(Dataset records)
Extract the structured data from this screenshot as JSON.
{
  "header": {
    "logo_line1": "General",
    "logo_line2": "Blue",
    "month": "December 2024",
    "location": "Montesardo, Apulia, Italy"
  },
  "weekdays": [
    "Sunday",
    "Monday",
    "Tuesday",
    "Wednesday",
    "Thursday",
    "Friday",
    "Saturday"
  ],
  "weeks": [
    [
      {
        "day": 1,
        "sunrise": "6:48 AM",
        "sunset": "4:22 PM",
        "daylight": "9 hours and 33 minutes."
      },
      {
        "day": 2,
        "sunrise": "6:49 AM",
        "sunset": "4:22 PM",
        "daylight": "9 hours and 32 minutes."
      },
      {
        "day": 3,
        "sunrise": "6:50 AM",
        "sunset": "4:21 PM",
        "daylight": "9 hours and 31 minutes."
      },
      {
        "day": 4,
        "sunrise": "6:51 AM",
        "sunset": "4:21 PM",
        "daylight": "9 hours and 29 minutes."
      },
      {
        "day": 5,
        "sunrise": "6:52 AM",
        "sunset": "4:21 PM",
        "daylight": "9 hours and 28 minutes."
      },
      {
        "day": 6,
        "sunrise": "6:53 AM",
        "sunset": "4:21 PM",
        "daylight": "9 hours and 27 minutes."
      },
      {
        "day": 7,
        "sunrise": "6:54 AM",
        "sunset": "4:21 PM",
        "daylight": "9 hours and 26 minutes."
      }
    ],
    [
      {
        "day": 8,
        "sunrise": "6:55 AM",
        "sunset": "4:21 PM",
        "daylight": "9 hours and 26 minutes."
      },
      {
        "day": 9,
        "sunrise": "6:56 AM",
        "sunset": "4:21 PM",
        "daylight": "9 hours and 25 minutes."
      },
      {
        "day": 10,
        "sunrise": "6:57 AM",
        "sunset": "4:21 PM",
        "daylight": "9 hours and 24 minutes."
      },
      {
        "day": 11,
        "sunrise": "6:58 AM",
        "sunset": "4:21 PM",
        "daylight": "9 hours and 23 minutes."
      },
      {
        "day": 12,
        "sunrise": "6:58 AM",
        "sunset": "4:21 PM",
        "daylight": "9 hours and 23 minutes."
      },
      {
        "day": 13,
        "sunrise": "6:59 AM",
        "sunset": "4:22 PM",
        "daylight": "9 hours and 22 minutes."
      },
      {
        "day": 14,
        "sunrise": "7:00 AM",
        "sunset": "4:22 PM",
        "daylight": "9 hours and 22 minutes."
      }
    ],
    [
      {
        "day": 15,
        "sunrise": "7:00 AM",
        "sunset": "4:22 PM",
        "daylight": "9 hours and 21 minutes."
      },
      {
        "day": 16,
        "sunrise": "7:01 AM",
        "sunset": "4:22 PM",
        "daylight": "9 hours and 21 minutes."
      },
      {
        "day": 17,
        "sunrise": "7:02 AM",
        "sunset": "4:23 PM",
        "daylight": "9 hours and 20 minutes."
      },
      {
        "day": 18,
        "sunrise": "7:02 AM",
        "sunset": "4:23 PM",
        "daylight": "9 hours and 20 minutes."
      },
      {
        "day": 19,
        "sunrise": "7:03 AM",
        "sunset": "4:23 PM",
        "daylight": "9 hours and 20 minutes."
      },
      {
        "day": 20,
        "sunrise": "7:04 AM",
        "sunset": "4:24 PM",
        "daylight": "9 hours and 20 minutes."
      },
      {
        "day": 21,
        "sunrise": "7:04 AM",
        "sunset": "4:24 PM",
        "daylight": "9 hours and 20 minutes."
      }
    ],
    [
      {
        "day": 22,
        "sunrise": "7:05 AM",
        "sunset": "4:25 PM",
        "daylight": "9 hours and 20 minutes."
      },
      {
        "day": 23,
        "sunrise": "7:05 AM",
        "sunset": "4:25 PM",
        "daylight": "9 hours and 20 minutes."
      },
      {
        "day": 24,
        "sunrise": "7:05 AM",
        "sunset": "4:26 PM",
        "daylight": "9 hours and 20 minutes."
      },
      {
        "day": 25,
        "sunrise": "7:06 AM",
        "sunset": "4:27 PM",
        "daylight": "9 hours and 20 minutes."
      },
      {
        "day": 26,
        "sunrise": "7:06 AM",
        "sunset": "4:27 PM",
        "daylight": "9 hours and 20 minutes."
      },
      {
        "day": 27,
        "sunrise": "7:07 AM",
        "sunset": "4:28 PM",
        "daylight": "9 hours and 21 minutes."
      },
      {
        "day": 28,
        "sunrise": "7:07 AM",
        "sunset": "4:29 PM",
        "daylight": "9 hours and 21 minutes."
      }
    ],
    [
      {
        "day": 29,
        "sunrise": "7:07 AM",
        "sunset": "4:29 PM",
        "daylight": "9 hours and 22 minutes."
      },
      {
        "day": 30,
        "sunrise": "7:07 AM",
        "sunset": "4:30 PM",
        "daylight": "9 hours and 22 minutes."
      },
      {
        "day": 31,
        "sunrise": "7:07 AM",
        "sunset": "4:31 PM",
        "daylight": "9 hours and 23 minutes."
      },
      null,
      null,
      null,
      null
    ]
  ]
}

## To be done
Recopy all the lines exactly as they appear.

## Solution
Extract the structured data from this screenshot as JSON.
{
  "header": {
    "logo_line1": "General",
    "logo_line2": "Blue",
    "month": "December 2024",
    "location": "Montesardo, Apulia, Italy"
  },
  "weekdays": [
    "Sunday",
    "Monday",
    "Tuesday",
    "Wednesday",
    "Thursday",
    "Friday",
    "Saturday"
  ],
  "weeks": [
    [
      {
        "day": 1,
        "sunrise": "6:48 AM",
        "sunset": "4:22 PM",
        "daylight": "9 hours and 33 minutes."
      },
      {
        "day": 2,
        "sunrise": "6:49 AM",
        "sunset": "4:22 PM",
        "daylight": "9 hours and 32 minutes."
      },
      {
        "day": 3,
        "sunrise": "6:50 AM",
        "sunset": "4:21 PM",
        "daylight": "9 hours and 31 minutes."
      },
      {
        "day": 4,
        "sunrise": "6:51 AM",
        "sunset": "4:21 PM",
        "daylight": "9 hours and 29 minutes."
      },
      {
        "day": 5,
        "sunrise": "6:52 AM",
        "sunset": "4:21 PM",
        "daylight": "9 hours and 28 minutes."
      },
      {
        "day": 6,
        "sunrise": "6:53 AM",
        "sunset": "4:21 PM",
        "daylight": "9 hours and 27 minutes."
      },
      {
        "day": 7,
        "sunrise": "6:54 AM",
        "sunset": "4:21 PM",
        "daylight": "9 hours and 26 minutes."
      }
    ],
    [
      {
        "day": 8,
        "sunrise": "6:55 AM",
        "sunset": "4:21 PM",
        "daylight": "9 hours and 26 minutes."
      },
      {
        "day": 9,
        "sunrise": "6:56 AM",
        "sunset": "4:21 PM",
        "daylight": "9 hours and 25 minutes."
      },
      {
        "day": 10,
        "sunrise": "6:57 AM",
        "sunset": "4:21 PM",
        "daylight": "9 hours and 24 minutes."
      },
      {
        "day": 11,
        "sunrise": "6:58 AM",
        "sunset": "4:21 PM",
        "daylight": "9 hours and 23 minutes."
      },
      {
        "day": 12,
        "sunrise": "6:58 AM",
        "sunset": "4:21 PM",
        "daylight": "9 hours and 23 minutes."
      },
      {
        "day": 13,
        "sunrise": "6:59 AM",
        "sunset": "4:22 PM",
        "daylight": "9 hours and 22 minutes."
      },
      {
        "day": 14,
        "sunrise": "7:00 AM",
        "sunset": "4:22 PM",
        "daylight": "9 hours and 22 minutes."
      }
    ],
    [
      {
        "day": 15,
        "sunrise": "7:00 AM",
        "sunset": "4:22 PM",
        "daylight": "9 hours and 21 minutes."
      },
      {
        "day": 16,
        "sunrise": "7:01 AM",
        "sunset": "4:22 PM",
        "daylight": "9 hours and 21 minutes."
      },
      {
        "day": 17,
        "sunrise": "7:02 AM",
        "sunset": "4:23 PM",
        "daylight": "9 hours and 20 minutes."
      },
      {
        "day": 18,
        "sunrise": "7:02 AM",
        "sunset": "4:23 PM",
        "daylight": "9 hours and 20 minutes."
      },
      {
        "day": 19,
        "sunrise": "7:03 AM",
        "sunset": "4:23 PM",
        "daylight": "9 hours and 20 minutes."
      },
      {
        "day": 20,
        "sunrise": "7:04 AM",
        "sunset": "4:24 PM",
        "daylight": "9 hours and 20 minutes."
      },
      {
        "day": 21,
        "sunrise": "7:04 AM",
        "sunset": "4:24 PM",
        "daylight": "9 hours and 20 minutes."
      }
    ],
    [
      {
        "day": 22,
        "sunrise": "7:05 AM",
        "sunset": "4:25 PM",
        "daylight": "9 hours and 20 minutes."
      },
      {
        "day": 23,
        "sunrise": "7:05 AM",
        "sunset": "4:25 PM",
        "daylight": "9 hours and 20 minutes."
      },
      {
        "day": 24,
        "sunrise": "7:05 AM",
        "sunset": "4:26 PM",
        "daylight": "9 hours and 20 minutes."
      },
      {
        "day": 25,
        "sunrise": "7:06 AM",
        "sunset": "4:27 PM",
        "daylight": "9 hours and 20 minutes."
      },
      {
        "day": 26,
        "sunrise": "7:06 AM",
        "sunset": "4:27 PM",
        "daylight": "9 hours and 20 minutes."
      },
      {
        "day": 27,
        "sunrise": "7:07 AM",
        "sunset": "4:28 PM",
        "daylight": "9 hours and 21 minutes."
      },
      {
        "day": 28,
        "sunrise": "7:07 AM",
        "sunset": "4:29 PM",
        "daylight": "9 hours and 21 minutes."
      }
    ],
    [
      {
        "day": 29,
        "sunrise": "7:07 AM",
        "sunset": "4:29 PM",
        "daylight": "9 hours and 22 minutes."
      },
      {
        "day": 30,
        "sunrise": "7:07 AM",
        "sunset": "4:30 PM",
        "daylight": "9 hours and 22 minutes."
      },
      {
        "day": 31,
        "sunrise": "7:07 AM",
        "sunset": "4:31 PM",
        "daylight": "9 hours and 23 minutes."
      },
      null,
      null,
      null,
      null
    ]
  ]
}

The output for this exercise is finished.